What the task asks
For the entries below, how many lines include the word "JSON"? Give the figure and nothing more.

[Extracts from a graphics dataset]
════════

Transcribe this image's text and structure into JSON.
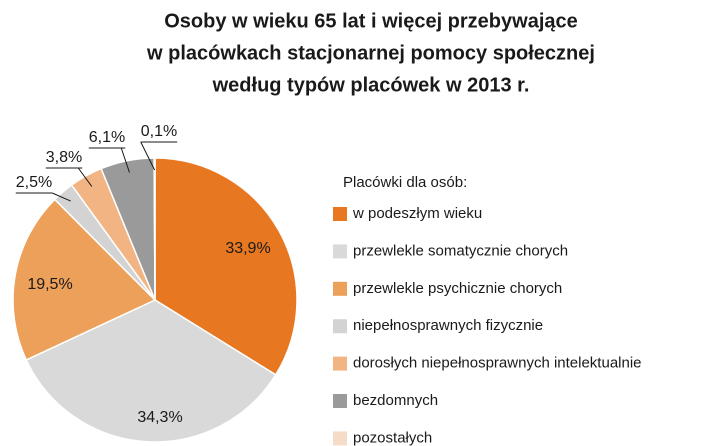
{
  "chart_data": {
    "type": "pie",
    "title": [
      "Osoby w wieku 65 lat i więcej przebywające",
      "w placówkach stacjonarnej pomocy społecznej",
      "według typów placówek w 2013 r."
    ],
    "legend_title": "Placówki dla osób:",
    "categories": [
      "w podeszłym wieku",
      "przewlekle somatycznie chorych",
      "przewlekle psychicznie chorych",
      "niepełnosprawnych fizycznie",
      "dorosłych niepełnosprawnych intelektualnie",
      "bezdomnych",
      "pozostałych"
    ],
    "values": [
      33.9,
      34.3,
      19.5,
      2.5,
      3.8,
      6.1,
      0.1
    ],
    "value_labels": [
      "33,9%",
      "34,3%",
      "19,5%",
      "2,5%",
      "3,8%",
      "6,1%",
      "0,1%"
    ],
    "colors": [
      "#e87722",
      "#d9d9d9",
      "#eda05a",
      "#d3d3d3",
      "#f2b482",
      "#9a9a9a",
      "#f5dcc8"
    ]
  }
}
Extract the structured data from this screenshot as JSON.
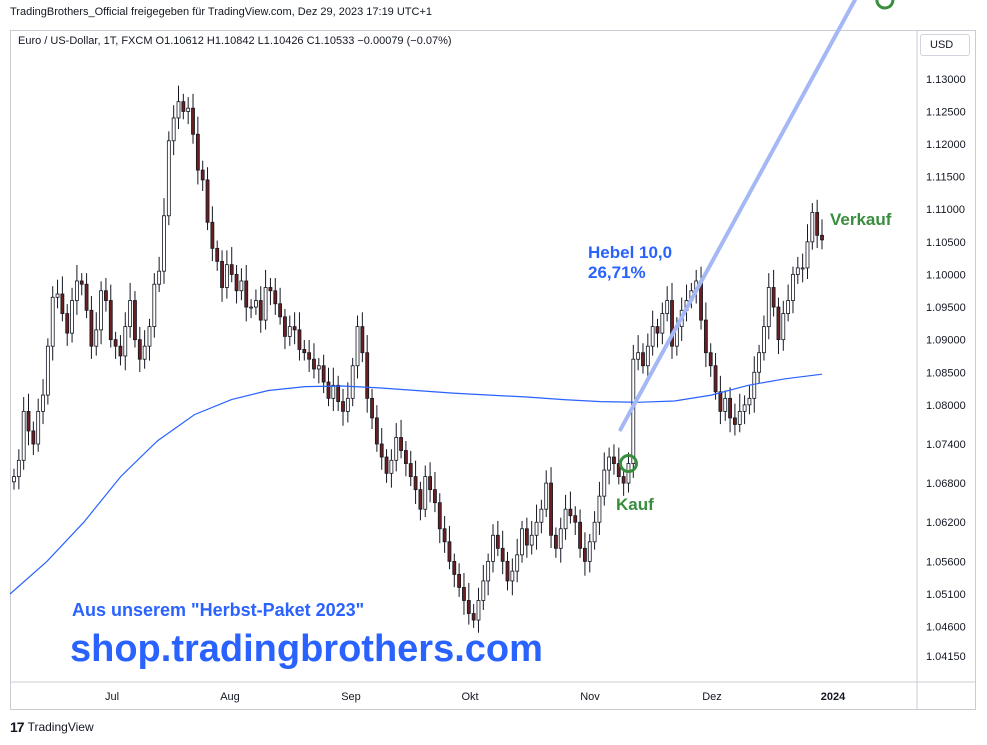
{
  "header": {
    "published_line": "TradingBrothers_Official freigegeben für TradingView.com, Dez 29, 2023 17:19 UTC+1",
    "legend": "Euro / US-Dollar, 1T, FXCM  O1.10612  H1.10842  L1.10426  C1.10533  −0.00079 (−0.07%)",
    "currency": "USD"
  },
  "footer": {
    "brand": "TradingView",
    "logo_text": "17"
  },
  "promo": {
    "line1": "Aus unserem \"Herbst-Paket 2023\"",
    "line2": "shop.tradingbrothers.com"
  },
  "annotations": {
    "lever_line1": "Hebel 10,0",
    "lever_line2": "26,71%",
    "buy": "Kauf",
    "sell": "Verkauf"
  },
  "colors": {
    "up": "#ffffff",
    "down": "#6b1f1f",
    "wick": "#131722",
    "ma": "#2962ff",
    "arrow": "#a5b8f5",
    "marker": "#388e3c"
  },
  "chart_data": {
    "type": "candlestick",
    "title": "",
    "y_ticks": [
      "1.13000",
      "1.12500",
      "1.12000",
      "1.11500",
      "1.11000",
      "1.10500",
      "1.10000",
      "1.09500",
      "1.09000",
      "1.08500",
      "1.08000",
      "1.07400",
      "1.06800",
      "1.06200",
      "1.05600",
      "1.05100",
      "1.04600",
      "1.04150"
    ],
    "x_ticks": [
      "Jul",
      "Aug",
      "Sep",
      "Okt",
      "Nov",
      "Dez",
      "2024"
    ],
    "ylim": [
      1.0375,
      1.1335
    ],
    "close_values": [
      1.069,
      1.0715,
      1.079,
      1.076,
      1.074,
      1.079,
      1.0815,
      1.089,
      1.0965,
      1.097,
      1.094,
      1.091,
      1.096,
      1.099,
      1.0985,
      1.0945,
      1.089,
      1.0915,
      1.0975,
      1.096,
      1.09,
      1.089,
      1.0875,
      1.092,
      1.096,
      1.09,
      1.087,
      1.089,
      1.092,
      1.0985,
      1.1005,
      1.109,
      1.1205,
      1.124,
      1.1265,
      1.125,
      1.1255,
      1.1215,
      1.116,
      1.1145,
      1.108,
      1.104,
      1.102,
      1.098,
      1.1015,
      1.1,
      1.0975,
      1.099,
      1.095,
      1.095,
      1.096,
      1.093,
      1.098,
      1.0975,
      1.0955,
      1.0935,
      1.0905,
      1.092,
      1.0915,
      1.0885,
      1.088,
      1.087,
      1.0855,
      1.086,
      1.0835,
      1.081,
      1.083,
      1.0805,
      1.079,
      1.081,
      1.086,
      1.092,
      1.088,
      1.081,
      1.078,
      1.074,
      1.072,
      1.0695,
      1.0715,
      1.075,
      1.073,
      1.071,
      1.069,
      1.067,
      1.064,
      1.069,
      1.067,
      1.065,
      1.061,
      1.059,
      1.056,
      1.054,
      1.052,
      1.05,
      1.048,
      1.047,
      1.05,
      1.053,
      1.056,
      1.06,
      1.058,
      1.056,
      1.053,
      1.0545,
      1.057,
      1.061,
      1.0585,
      1.06,
      1.062,
      1.064,
      1.068,
      1.06,
      1.058,
      1.061,
      1.064,
      1.063,
      1.062,
      1.058,
      1.056,
      1.059,
      1.062,
      1.066,
      1.07,
      1.072,
      1.071,
      1.069,
      1.068,
      1.071,
      1.087,
      1.088,
      1.086,
      1.089,
      1.092,
      1.091,
      1.094,
      1.096,
      1.089,
      1.092,
      1.0945,
      1.096,
      1.0975,
      1.099,
      1.093,
      1.088,
      1.086,
      1.082,
      1.079,
      1.081,
      1.078,
      1.077,
      1.079,
      1.08,
      1.081,
      1.085,
      1.088,
      1.092,
      1.098,
      1.095,
      1.09,
      1.094,
      1.096,
      1.1,
      1.101,
      1.101,
      1.105,
      1.1095,
      1.106,
      1.1053
    ],
    "moving_average": {
      "x_start": 1,
      "values": [
        1.051,
        1.056,
        1.062,
        1.069,
        1.0745,
        1.0785,
        1.0808,
        1.0822,
        1.0828,
        1.0829,
        1.0826,
        1.0822,
        1.0818,
        1.0815,
        1.0812,
        1.0808,
        1.0805,
        1.0804,
        1.0806,
        1.0815,
        1.083,
        1.084,
        1.0847
      ]
    },
    "markers": {
      "buy_index": 127,
      "sell_index": 180
    }
  }
}
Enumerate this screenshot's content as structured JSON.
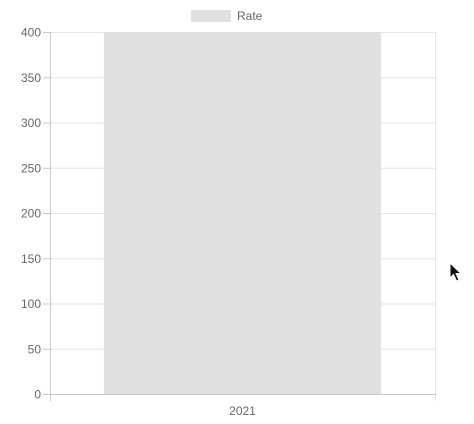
{
  "chart_data": {
    "type": "bar",
    "categories": [
      "2021"
    ],
    "series": [
      {
        "name": "Rate",
        "values": [
          400
        ],
        "color": "#e0e0e0"
      }
    ],
    "ylim": [
      0,
      400
    ],
    "yticks": [
      0,
      50,
      100,
      150,
      200,
      250,
      300,
      350,
      400
    ],
    "grid": true,
    "legend": "top-center"
  },
  "colors": {
    "grid": "#e6e6e6",
    "axis": "#c8c8c8",
    "tick_text": "#666666",
    "bar": "#e0e0e0"
  },
  "cursor_icon": "mouse-pointer-icon"
}
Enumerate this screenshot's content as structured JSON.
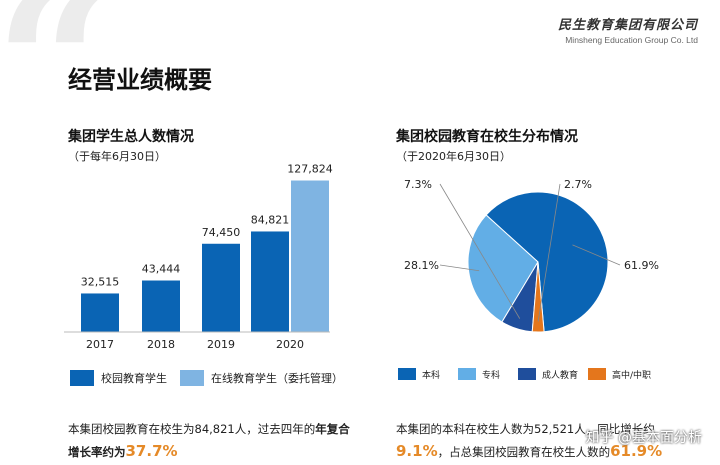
{
  "logo": {
    "cn": "民生教育集团有限公司",
    "en": "Minsheng Education Group Co. Ltd"
  },
  "page_title": "经营业绩概要",
  "left_panel": {
    "title": "集团学生总人数情况",
    "subtitle": "（于每年6月30日）"
  },
  "right_panel": {
    "title": "集团校园教育在校生分布情况",
    "subtitle": "（于2020年6月30日）"
  },
  "colors": {
    "campus": "#0a64b4",
    "online": "#7fb4e2",
    "bachelor": "#0a64b4",
    "junior": "#62aee6",
    "adult": "#1f4e9c",
    "secondary": "#e4761c",
    "highlight": "#e58a28"
  },
  "chart_data": [
    {
      "type": "bar",
      "categories": [
        "2017",
        "2018",
        "2019",
        "2020"
      ],
      "series": [
        {
          "name": "校园教育学生",
          "values": [
            32515,
            43444,
            74450,
            84821
          ],
          "labels": [
            "32,515",
            "43,444",
            "74,450",
            "84,821"
          ]
        },
        {
          "name": "在线教育学生（委托管理）",
          "values": [
            null,
            null,
            null,
            127824
          ],
          "labels": [
            "",
            "",
            "",
            "127,824"
          ]
        }
      ],
      "title": "集团学生总人数情况",
      "ylim": [
        0,
        135000
      ]
    },
    {
      "type": "pie",
      "slices": [
        {
          "name": "本科",
          "value": 61.9,
          "label": "61.9%"
        },
        {
          "name": "专科",
          "value": 28.1,
          "label": "28.1%"
        },
        {
          "name": "成人教育",
          "value": 7.3,
          "label": "7.3%"
        },
        {
          "name": "高中/中职",
          "value": 2.7,
          "label": "2.7%"
        }
      ],
      "title": "集团校园教育在校生分布情况"
    }
  ],
  "left_note": {
    "part1": "本集团校园教育在校生为84,821人，过去四年的",
    "bold": "年复合",
    "line2_bold": "增长率约为",
    "highlight": "37.7%"
  },
  "right_note": {
    "line1": "本集团的本科在校生人数为52,521人，同比增长约",
    "highlight1": "9.1%",
    "line2": "，占总集团校园教育在校生人数的",
    "highlight2": "61.9%"
  },
  "watermark": "知乎 @基本面分析"
}
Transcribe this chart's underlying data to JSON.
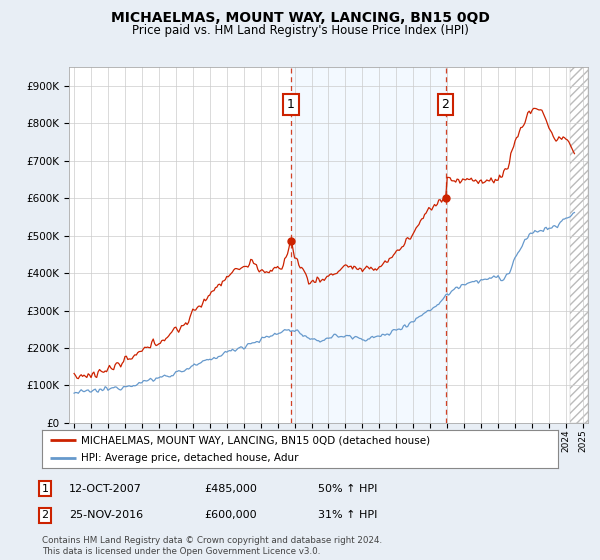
{
  "title": "MICHAELMAS, MOUNT WAY, LANCING, BN15 0QD",
  "subtitle": "Price paid vs. HM Land Registry's House Price Index (HPI)",
  "background_color": "#e8eef5",
  "plot_background": "#ffffff",
  "red_color": "#cc2200",
  "blue_color": "#6699cc",
  "shade_color": "#ddeeff",
  "hatch_color": "#cccccc",
  "ylim": [
    0,
    950000
  ],
  "yticks": [
    0,
    100000,
    200000,
    300000,
    400000,
    500000,
    600000,
    700000,
    800000,
    900000
  ],
  "ytick_labels": [
    "£0",
    "£100K",
    "£200K",
    "£300K",
    "£400K",
    "£500K",
    "£600K",
    "£700K",
    "£800K",
    "£900K"
  ],
  "sale1_year": 2007.79,
  "sale1_price": 485000,
  "sale2_year": 2016.9,
  "sale2_price": 600000,
  "xlim_left": 1994.7,
  "xlim_right": 2025.3,
  "hatch_start": 2024.25,
  "legend1": "MICHAELMAS, MOUNT WAY, LANCING, BN15 0QD (detached house)",
  "legend2": "HPI: Average price, detached house, Adur",
  "annotation1_date": "12-OCT-2007",
  "annotation1_price": "£485,000",
  "annotation1_pct": "50% ↑ HPI",
  "annotation2_date": "25-NOV-2016",
  "annotation2_price": "£600,000",
  "annotation2_pct": "31% ↑ HPI",
  "footer": "Contains HM Land Registry data © Crown copyright and database right 2024.\nThis data is licensed under the Open Government Licence v3.0."
}
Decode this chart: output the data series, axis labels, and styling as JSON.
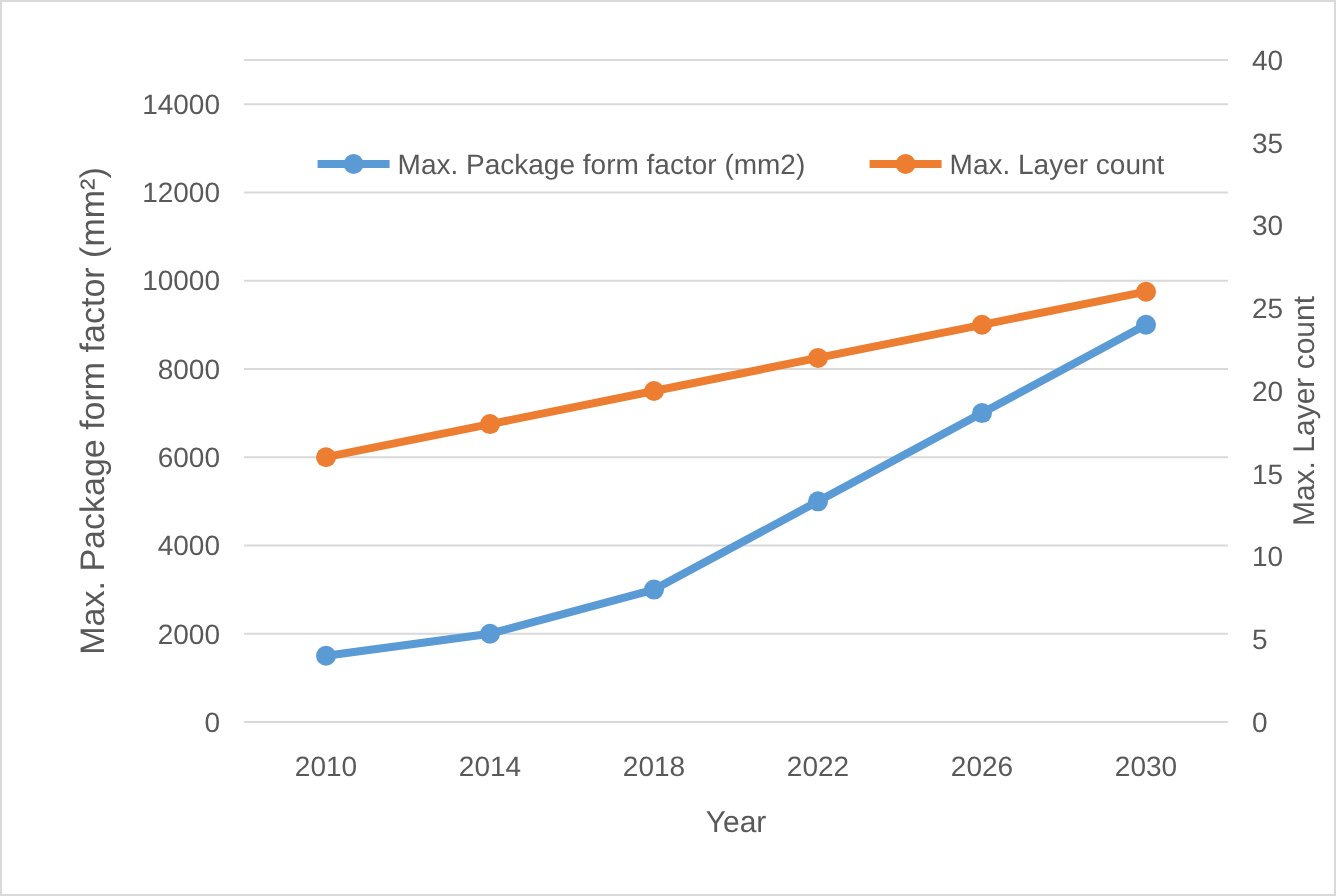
{
  "chart_data": {
    "type": "line",
    "xlabel": "Year",
    "ylabel": "Max. Package form factor (mm²)",
    "y2label": "Max. Layer count",
    "categories": [
      "2010",
      "2014",
      "2018",
      "2022",
      "2026",
      "2030"
    ],
    "series": [
      {
        "name": "Max. Package form factor (mm2)",
        "color": "#5b9bd5",
        "values": [
          1500,
          2000,
          3000,
          5000,
          7000,
          9000
        ]
      },
      {
        "name": "Max. Layer count",
        "color": "#ed7d31",
        "values": [
          16,
          18,
          20,
          22,
          24,
          26
        ],
        "axis": "y2"
      }
    ],
    "ylim": [
      0,
      15000
    ],
    "yticks": [
      0,
      2000,
      4000,
      6000,
      8000,
      10000,
      12000,
      14000
    ],
    "y2lim": [
      0,
      40
    ],
    "y2ticks": [
      0,
      5,
      10,
      15,
      20,
      25,
      30,
      35,
      40
    ],
    "grid": "y",
    "legend": "top",
    "marker": "circle",
    "line_style": "solid"
  }
}
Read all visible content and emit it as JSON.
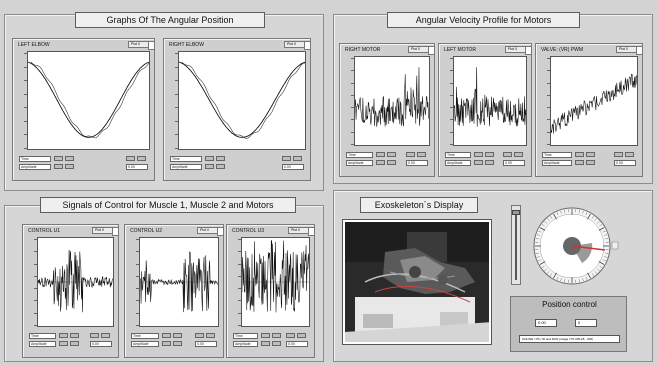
{
  "sections": {
    "angular_position": {
      "title": "Graphs Of The Angular Position"
    },
    "velocity": {
      "title": "Angular Velocity Profile for Motors"
    },
    "signals": {
      "title": "Signals of Control for Muscle 1, Muscle 2 and Motors"
    },
    "exoskeleton": {
      "title": "Exoskeleton´s Display"
    }
  },
  "graphs": {
    "left_elbow": {
      "title": "LEFT ELBOW",
      "plot_btn": "Plot 0",
      "ctrl1": "Time",
      "ctrl2": "Amplitude",
      "readout": "0.00"
    },
    "right_elbow": {
      "title": "RIGHT ELBOW",
      "plot_btn": "Plot 0",
      "ctrl1": "Time",
      "ctrl2": "Amplitude",
      "readout": "0.00"
    },
    "right_motor": {
      "title": "RIGHT MOTOR",
      "plot_btn": "Plot 0",
      "ctrl1": "Time",
      "ctrl2": "Amplitude",
      "readout": "0.00"
    },
    "left_motor": {
      "title": "LEFT MOTOR",
      "plot_btn": "Plot 0",
      "ctrl1": "Time",
      "ctrl2": "Amplitude",
      "readout": "0.00"
    },
    "valve": {
      "title": "VALVE: (VR) PWM",
      "plot_btn": "Plot 0",
      "ctrl1": "Time",
      "ctrl2": "Amplitude",
      "readout": "0.00"
    },
    "control_u1": {
      "title": "CONTROL U1",
      "plot_btn": "Plot 0",
      "ctrl1": "Time",
      "ctrl2": "Amplitude",
      "readout": "0.00"
    },
    "control_u2": {
      "title": "CONTROL U2",
      "plot_btn": "Plot 0",
      "ctrl1": "Time",
      "ctrl2": "Amplitude",
      "readout": "0.00"
    },
    "control_u3": {
      "title": "CONTROL U3",
      "plot_btn": "Plot 0",
      "ctrl1": "Time",
      "ctrl2": "Amplitude",
      "readout": "0.00"
    }
  },
  "position_control": {
    "title": "Position control",
    "value1": "0.00",
    "value2": "0",
    "status": "ONLINE / PS / ID and RUN (image 770.305-95 - 000)"
  },
  "colors": {
    "background": "#d3d3d3",
    "panel": "#cfcfcf",
    "plot_bg": "#ffffff",
    "trace": "#111111"
  }
}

════════

Exercise result
7